**Your goal**
Of all the lines in the material, how many contain the word "style"? State the number alone.
*** Supplied material
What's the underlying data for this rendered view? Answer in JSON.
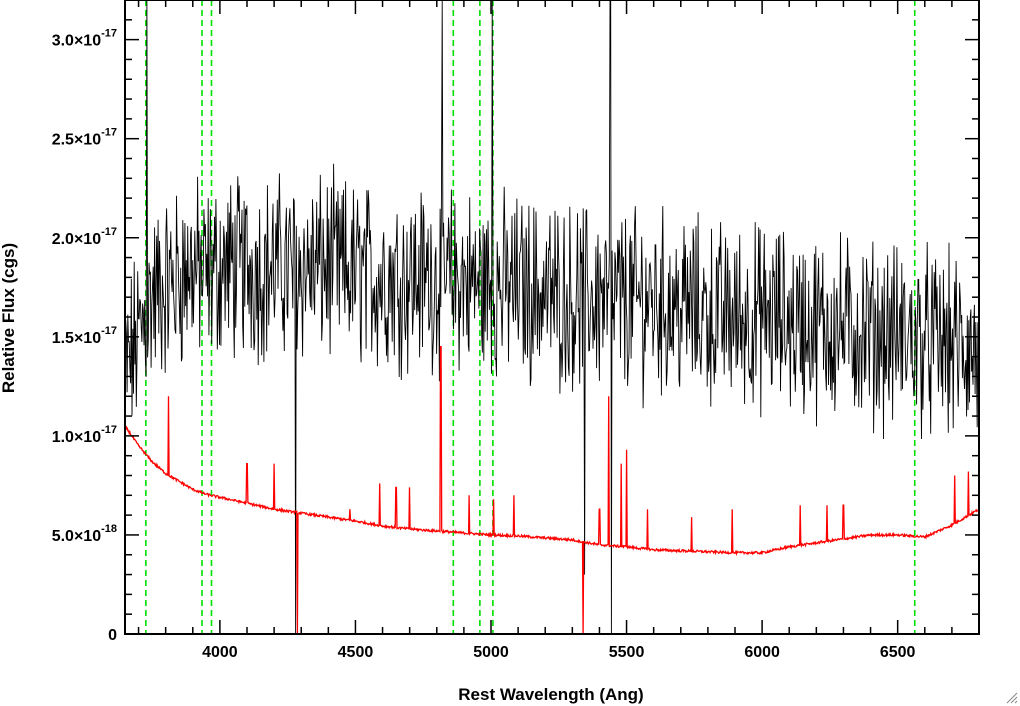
{
  "chart_data": {
    "type": "line",
    "title": "",
    "xlabel": "Rest Wavelength (Ang)",
    "ylabel": "Relative Flux (cgs)",
    "xlim": [
      3650,
      6800
    ],
    "ylim": [
      0,
      3.2e-17
    ],
    "x_ticks": [
      4000,
      4500,
      5000,
      5500,
      6000,
      6500
    ],
    "x_tick_labels": [
      "4000",
      "4500",
      "5000",
      "5500",
      "6000",
      "6500"
    ],
    "y_ticks": [
      {
        "value": 0,
        "mantissa": "0",
        "exponent": ""
      },
      {
        "value": 5e-18,
        "mantissa": "5.0×10",
        "exponent": "-18"
      },
      {
        "value": 1e-17,
        "mantissa": "1.0×10",
        "exponent": "-17"
      },
      {
        "value": 1.5e-17,
        "mantissa": "1.5×10",
        "exponent": "-17"
      },
      {
        "value": 2e-17,
        "mantissa": "2.0×10",
        "exponent": "-17"
      },
      {
        "value": 2.5e-17,
        "mantissa": "2.5×10",
        "exponent": "-17"
      },
      {
        "value": 3e-17,
        "mantissa": "3.0×10",
        "exponent": "-17"
      }
    ],
    "grid": false,
    "reference_lines": {
      "color": "#00e000",
      "style": "dashed",
      "x": [
        3727,
        3934,
        3969,
        4861,
        4959,
        5007,
        6563
      ]
    },
    "series": [
      {
        "color": "#000000",
        "style": "noisy spectrum",
        "x": [
          3650,
          3700,
          3750,
          3800,
          3850,
          3900,
          3950,
          4000,
          4100,
          4200,
          4300,
          4400,
          4500,
          4600,
          4700,
          4800,
          4900,
          5000,
          5100,
          5200,
          5300,
          5400,
          5500,
          5600,
          5700,
          5800,
          5900,
          6000,
          6100,
          6200,
          6300,
          6400,
          6500,
          6600,
          6700,
          6800
        ],
        "y": [
          1.3e-17,
          1.5e-17,
          1.7e-17,
          1.75e-17,
          1.8e-17,
          1.85e-17,
          1.8e-17,
          1.85e-17,
          1.85e-17,
          1.85e-17,
          1.85e-17,
          1.85e-17,
          1.82e-17,
          1.8e-17,
          1.8e-17,
          1.8e-17,
          1.78e-17,
          1.75e-17,
          1.75e-17,
          1.72e-17,
          1.7e-17,
          1.7e-17,
          1.68e-17,
          1.68e-17,
          1.65e-17,
          1.62e-17,
          1.6e-17,
          1.6e-17,
          1.58e-17,
          1.55e-17,
          1.55e-17,
          1.52e-17,
          1.5e-17,
          1.48e-17,
          1.45e-17,
          1.4e-17
        ],
        "features": [
          {
            "x": 3730,
            "y": 3.2e-17
          },
          {
            "x": 4280,
            "y": 0
          },
          {
            "x": 4820,
            "y": 3.2e-17
          },
          {
            "x": 5005,
            "y": 3.2e-17
          },
          {
            "x": 5345,
            "y": 3e-18
          },
          {
            "x": 5440,
            "y": 3.2e-17
          },
          {
            "x": 5445,
            "y": 0
          }
        ]
      },
      {
        "color": "#ff0000",
        "style": "error / sky spectrum",
        "x": [
          3650,
          3700,
          3750,
          3800,
          3850,
          3900,
          3950,
          4000,
          4100,
          4200,
          4300,
          4400,
          4500,
          4600,
          4700,
          4800,
          4900,
          5000,
          5100,
          5200,
          5300,
          5400,
          5500,
          5600,
          5700,
          5800,
          5900,
          6000,
          6100,
          6200,
          6300,
          6400,
          6500,
          6600,
          6700,
          6800
        ],
        "y": [
          1.05e-17,
          9.5e-18,
          8.7e-18,
          8.1e-18,
          7.7e-18,
          7.3e-18,
          7.05e-18,
          6.9e-18,
          6.6e-18,
          6.3e-18,
          6.1e-18,
          5.9e-18,
          5.7e-18,
          5.45e-18,
          5.3e-18,
          5.2e-18,
          5.1e-18,
          5e-18,
          4.95e-18,
          4.85e-18,
          4.75e-18,
          4.5e-18,
          4.4e-18,
          4.25e-18,
          4.2e-18,
          4.15e-18,
          4.1e-18,
          4.1e-18,
          4.4e-18,
          4.6e-18,
          4.8e-18,
          5e-18,
          5e-18,
          4.9e-18,
          5.5e-18,
          6.3e-18
        ],
        "features": [
          {
            "x": 3810,
            "y": 1.2e-17
          },
          {
            "x": 4100,
            "y": 8.6e-18
          },
          {
            "x": 4200,
            "y": 8.6e-18
          },
          {
            "x": 4285,
            "y": 0
          },
          {
            "x": 4480,
            "y": 6.3e-18
          },
          {
            "x": 4590,
            "y": 7.6e-18
          },
          {
            "x": 4650,
            "y": 7.4e-18
          },
          {
            "x": 4700,
            "y": 7.4e-18
          },
          {
            "x": 4815,
            "y": 1.45e-17
          },
          {
            "x": 4920,
            "y": 7e-18
          },
          {
            "x": 5010,
            "y": 6.8e-18
          },
          {
            "x": 5085,
            "y": 7e-18
          },
          {
            "x": 5340,
            "y": 0
          },
          {
            "x": 5400,
            "y": 6.3e-18
          },
          {
            "x": 5435,
            "y": 1.2e-17
          },
          {
            "x": 5480,
            "y": 8.6e-18
          },
          {
            "x": 5500,
            "y": 9.3e-18
          },
          {
            "x": 5577,
            "y": 6.3e-18
          },
          {
            "x": 5740,
            "y": 5.9e-18
          },
          {
            "x": 5890,
            "y": 6.3e-18
          },
          {
            "x": 6140,
            "y": 6.5e-18
          },
          {
            "x": 6240,
            "y": 6.5e-18
          },
          {
            "x": 6300,
            "y": 6.5e-18
          },
          {
            "x": 6710,
            "y": 8e-18
          },
          {
            "x": 6760,
            "y": 8.2e-18
          }
        ]
      }
    ]
  }
}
******
**Exercise result**
3